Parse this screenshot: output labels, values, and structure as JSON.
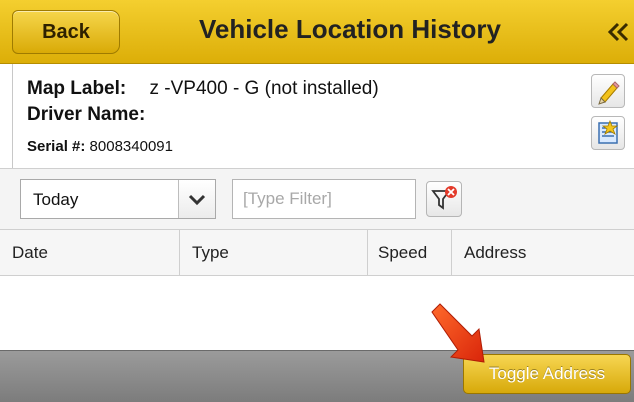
{
  "header": {
    "back_label": "Back",
    "title": "Vehicle Location History",
    "collapse_glyph": "«",
    "color": "#e8bf16"
  },
  "info": {
    "map_label_key": "Map Label:",
    "map_label_value": "z -VP400 - G (not installed)",
    "driver_name_key": "Driver Name:",
    "driver_name_value": "",
    "serial_key": "Serial #:",
    "serial_value": "8008340091",
    "edit_icon": "pencil-icon",
    "doc_icon": "document-icon"
  },
  "filters": {
    "date_range": "Today",
    "type_filter_placeholder": "[Type Filter]",
    "clear_filter_icon": "filter-clear-icon"
  },
  "table": {
    "columns": [
      "Date",
      "Type",
      "Speed",
      "Address"
    ],
    "rows": []
  },
  "footer": {
    "toggle_label": "Toggle Address",
    "annotation_color": "#ee3a12"
  }
}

------------------------------------------------------------------------

[TASK TO COMPLETE] What is the number of lines that contain "Address"? Reply with that number alone.

[ANSWER TO THE TASK] 2